## Written request:
Would you set down every entry shown below, precisely as written?

## Rows:
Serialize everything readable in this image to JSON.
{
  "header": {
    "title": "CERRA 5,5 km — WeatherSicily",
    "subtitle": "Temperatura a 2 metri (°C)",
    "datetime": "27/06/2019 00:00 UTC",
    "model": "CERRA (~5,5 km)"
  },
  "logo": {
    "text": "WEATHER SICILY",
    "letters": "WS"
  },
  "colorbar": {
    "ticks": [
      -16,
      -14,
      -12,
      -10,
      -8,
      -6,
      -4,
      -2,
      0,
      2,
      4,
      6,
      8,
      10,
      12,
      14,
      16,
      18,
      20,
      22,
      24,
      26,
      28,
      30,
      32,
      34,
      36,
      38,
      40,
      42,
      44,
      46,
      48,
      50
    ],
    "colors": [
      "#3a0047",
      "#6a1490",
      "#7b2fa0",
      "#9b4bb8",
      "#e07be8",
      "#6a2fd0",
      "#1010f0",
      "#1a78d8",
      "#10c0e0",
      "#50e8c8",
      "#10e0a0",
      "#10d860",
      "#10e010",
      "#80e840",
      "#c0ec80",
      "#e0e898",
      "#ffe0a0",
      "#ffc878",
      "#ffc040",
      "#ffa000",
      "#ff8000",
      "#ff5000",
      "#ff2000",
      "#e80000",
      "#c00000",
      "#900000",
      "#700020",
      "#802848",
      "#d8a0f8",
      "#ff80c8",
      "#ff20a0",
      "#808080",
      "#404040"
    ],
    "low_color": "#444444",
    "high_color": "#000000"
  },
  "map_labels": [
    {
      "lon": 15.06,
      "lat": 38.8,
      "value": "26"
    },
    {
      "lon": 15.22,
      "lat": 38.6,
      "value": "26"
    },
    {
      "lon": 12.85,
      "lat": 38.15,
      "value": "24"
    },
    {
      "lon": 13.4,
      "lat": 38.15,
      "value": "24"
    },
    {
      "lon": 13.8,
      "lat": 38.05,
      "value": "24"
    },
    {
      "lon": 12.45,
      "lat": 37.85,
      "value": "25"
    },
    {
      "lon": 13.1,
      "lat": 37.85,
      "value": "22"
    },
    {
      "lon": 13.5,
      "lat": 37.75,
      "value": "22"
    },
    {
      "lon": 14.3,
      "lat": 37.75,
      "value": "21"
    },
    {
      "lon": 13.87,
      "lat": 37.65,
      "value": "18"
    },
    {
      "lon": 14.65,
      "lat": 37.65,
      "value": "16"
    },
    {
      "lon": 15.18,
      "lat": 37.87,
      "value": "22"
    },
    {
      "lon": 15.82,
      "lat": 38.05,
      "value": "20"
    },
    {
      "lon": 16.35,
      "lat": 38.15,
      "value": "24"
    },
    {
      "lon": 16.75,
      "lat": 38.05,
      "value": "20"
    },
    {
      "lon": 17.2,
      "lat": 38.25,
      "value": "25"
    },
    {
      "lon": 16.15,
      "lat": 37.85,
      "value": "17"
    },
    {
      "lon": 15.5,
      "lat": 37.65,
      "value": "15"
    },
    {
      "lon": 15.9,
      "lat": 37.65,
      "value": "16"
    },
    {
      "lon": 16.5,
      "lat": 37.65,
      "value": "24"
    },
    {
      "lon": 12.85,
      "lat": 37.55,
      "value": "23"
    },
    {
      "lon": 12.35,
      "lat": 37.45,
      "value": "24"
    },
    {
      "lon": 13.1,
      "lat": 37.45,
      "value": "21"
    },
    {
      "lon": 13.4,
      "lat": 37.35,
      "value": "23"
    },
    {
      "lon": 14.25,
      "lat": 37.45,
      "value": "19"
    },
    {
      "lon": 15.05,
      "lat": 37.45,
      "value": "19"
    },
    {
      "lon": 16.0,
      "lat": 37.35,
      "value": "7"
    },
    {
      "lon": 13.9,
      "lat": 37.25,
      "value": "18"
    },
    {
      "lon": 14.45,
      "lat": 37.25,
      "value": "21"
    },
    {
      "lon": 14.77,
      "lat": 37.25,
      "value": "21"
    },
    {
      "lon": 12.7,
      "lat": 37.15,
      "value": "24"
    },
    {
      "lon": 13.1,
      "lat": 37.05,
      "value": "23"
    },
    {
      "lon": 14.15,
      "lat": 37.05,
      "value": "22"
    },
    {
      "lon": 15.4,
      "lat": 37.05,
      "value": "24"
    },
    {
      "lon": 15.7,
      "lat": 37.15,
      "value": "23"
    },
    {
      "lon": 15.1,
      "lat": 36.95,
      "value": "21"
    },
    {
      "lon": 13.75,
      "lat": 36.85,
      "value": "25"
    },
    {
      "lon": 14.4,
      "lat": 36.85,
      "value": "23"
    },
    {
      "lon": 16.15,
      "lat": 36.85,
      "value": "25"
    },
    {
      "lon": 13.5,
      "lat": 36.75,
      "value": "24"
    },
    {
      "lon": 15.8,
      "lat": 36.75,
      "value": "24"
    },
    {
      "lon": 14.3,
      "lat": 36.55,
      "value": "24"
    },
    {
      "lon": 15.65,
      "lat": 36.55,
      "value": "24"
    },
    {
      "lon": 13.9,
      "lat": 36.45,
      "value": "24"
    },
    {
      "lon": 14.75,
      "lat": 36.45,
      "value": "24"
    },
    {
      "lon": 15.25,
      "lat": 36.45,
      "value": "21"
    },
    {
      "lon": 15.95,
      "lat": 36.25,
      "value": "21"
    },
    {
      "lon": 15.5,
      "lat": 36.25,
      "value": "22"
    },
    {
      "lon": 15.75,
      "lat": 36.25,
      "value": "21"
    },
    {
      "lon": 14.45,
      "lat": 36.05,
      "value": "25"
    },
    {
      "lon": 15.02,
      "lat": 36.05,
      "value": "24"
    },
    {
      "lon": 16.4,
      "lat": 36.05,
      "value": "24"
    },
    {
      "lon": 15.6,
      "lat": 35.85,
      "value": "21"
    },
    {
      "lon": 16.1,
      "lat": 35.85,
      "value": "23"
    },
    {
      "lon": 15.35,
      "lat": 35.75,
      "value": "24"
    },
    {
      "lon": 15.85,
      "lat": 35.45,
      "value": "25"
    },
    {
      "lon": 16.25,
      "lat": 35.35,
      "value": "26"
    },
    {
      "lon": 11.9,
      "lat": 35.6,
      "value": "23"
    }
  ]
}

## Response to this exercise:
Serialize everything readable in this image to JSON.
{
  "header": {
    "title": "CERRA 5,5 km — WeatherSicily",
    "subtitle": "Temperatura a 2 metri (°C)",
    "datetime": "27/06/2019 00:00 UTC",
    "model": "CERRA (~5,5 km)"
  },
  "logo": {
    "text": "WEATHER SICILY",
    "letters": "WS"
  },
  "colorbar": {
    "ticks": [
      -16,
      -14,
      -12,
      -10,
      -8,
      -6,
      -4,
      -2,
      0,
      2,
      4,
      6,
      8,
      10,
      12,
      14,
      16,
      18,
      20,
      22,
      24,
      26,
      28,
      30,
      32,
      34,
      36,
      38,
      40,
      42,
      44,
      46,
      48,
      50
    ],
    "colors": [
      "#3a0047",
      "#6a1490",
      "#7b2fa0",
      "#9b4bb8",
      "#e07be8",
      "#6a2fd0",
      "#1010f0",
      "#1a78d8",
      "#10c0e0",
      "#50e8c8",
      "#10e0a0",
      "#10d860",
      "#10e010",
      "#80e840",
      "#c0ec80",
      "#e0e898",
      "#ffe0a0",
      "#ffc878",
      "#ffc040",
      "#ffa000",
      "#ff8000",
      "#ff5000",
      "#ff2000",
      "#e80000",
      "#c00000",
      "#900000",
      "#700020",
      "#802848",
      "#d8a0f8",
      "#ff80c8",
      "#ff20a0",
      "#808080",
      "#404040"
    ],
    "low_color": "#444444",
    "high_color": "#000000"
  },
  "map_labels": [
    {
      "lon": 15.06,
      "lat": 38.8,
      "value": "26"
    },
    {
      "lon": 15.22,
      "lat": 38.6,
      "value": "26"
    },
    {
      "lon": 12.85,
      "lat": 38.15,
      "value": "24"
    },
    {
      "lon": 13.4,
      "lat": 38.15,
      "value": "24"
    },
    {
      "lon": 13.8,
      "lat": 38.05,
      "value": "24"
    },
    {
      "lon": 12.45,
      "lat": 37.85,
      "value": "25"
    },
    {
      "lon": 13.1,
      "lat": 37.85,
      "value": "22"
    },
    {
      "lon": 13.5,
      "lat": 37.75,
      "value": "22"
    },
    {
      "lon": 14.3,
      "lat": 37.75,
      "value": "21"
    },
    {
      "lon": 13.87,
      "lat": 37.65,
      "value": "18"
    },
    {
      "lon": 14.65,
      "lat": 37.65,
      "value": "16"
    },
    {
      "lon": 15.18,
      "lat": 37.87,
      "value": "22"
    },
    {
      "lon": 15.82,
      "lat": 38.05,
      "value": "20"
    },
    {
      "lon": 16.35,
      "lat": 38.15,
      "value": "24"
    },
    {
      "lon": 16.75,
      "lat": 38.05,
      "value": "20"
    },
    {
      "lon": 17.2,
      "lat": 38.25,
      "value": "25"
    },
    {
      "lon": 16.15,
      "lat": 37.85,
      "value": "17"
    },
    {
      "lon": 15.5,
      "lat": 37.65,
      "value": "15"
    },
    {
      "lon": 15.9,
      "lat": 37.65,
      "value": "16"
    },
    {
      "lon": 16.5,
      "lat": 37.65,
      "value": "24"
    },
    {
      "lon": 12.85,
      "lat": 37.55,
      "value": "23"
    },
    {
      "lon": 12.35,
      "lat": 37.45,
      "value": "24"
    },
    {
      "lon": 13.1,
      "lat": 37.45,
      "value": "21"
    },
    {
      "lon": 13.4,
      "lat": 37.35,
      "value": "23"
    },
    {
      "lon": 14.25,
      "lat": 37.45,
      "value": "19"
    },
    {
      "lon": 15.05,
      "lat": 37.45,
      "value": "19"
    },
    {
      "lon": 16.0,
      "lat": 37.35,
      "value": "7"
    },
    {
      "lon": 13.9,
      "lat": 37.25,
      "value": "18"
    },
    {
      "lon": 14.45,
      "lat": 37.25,
      "value": "21"
    },
    {
      "lon": 14.77,
      "lat": 37.25,
      "value": "21"
    },
    {
      "lon": 12.7,
      "lat": 37.15,
      "value": "24"
    },
    {
      "lon": 13.1,
      "lat": 37.05,
      "value": "23"
    },
    {
      "lon": 14.15,
      "lat": 37.05,
      "value": "22"
    },
    {
      "lon": 15.4,
      "lat": 37.05,
      "value": "24"
    },
    {
      "lon": 15.7,
      "lat": 37.15,
      "value": "23"
    },
    {
      "lon": 15.1,
      "lat": 36.95,
      "value": "21"
    },
    {
      "lon": 13.75,
      "lat": 36.85,
      "value": "25"
    },
    {
      "lon": 14.4,
      "lat": 36.85,
      "value": "23"
    },
    {
      "lon": 16.15,
      "lat": 36.85,
      "value": "25"
    },
    {
      "lon": 13.5,
      "lat": 36.75,
      "value": "24"
    },
    {
      "lon": 15.8,
      "lat": 36.75,
      "value": "24"
    },
    {
      "lon": 14.3,
      "lat": 36.55,
      "value": "24"
    },
    {
      "lon": 15.65,
      "lat": 36.55,
      "value": "24"
    },
    {
      "lon": 13.9,
      "lat": 36.45,
      "value": "24"
    },
    {
      "lon": 14.75,
      "lat": 36.45,
      "value": "24"
    },
    {
      "lon": 15.25,
      "lat": 36.45,
      "value": "21"
    },
    {
      "lon": 15.95,
      "lat": 36.25,
      "value": "21"
    },
    {
      "lon": 15.5,
      "lat": 36.25,
      "value": "22"
    },
    {
      "lon": 15.75,
      "lat": 36.25,
      "value": "21"
    },
    {
      "lon": 14.45,
      "lat": 36.05,
      "value": "25"
    },
    {
      "lon": 15.02,
      "lat": 36.05,
      "value": "24"
    },
    {
      "lon": 16.4,
      "lat": 36.05,
      "value": "24"
    },
    {
      "lon": 15.6,
      "lat": 35.85,
      "value": "21"
    },
    {
      "lon": 16.1,
      "lat": 35.85,
      "value": "23"
    },
    {
      "lon": 15.35,
      "lat": 35.75,
      "value": "24"
    },
    {
      "lon": 15.85,
      "lat": 35.45,
      "value": "25"
    },
    {
      "lon": 16.25,
      "lat": 35.35,
      "value": "26"
    },
    {
      "lon": 11.9,
      "lat": 35.6,
      "value": "23"
    }
  ]
}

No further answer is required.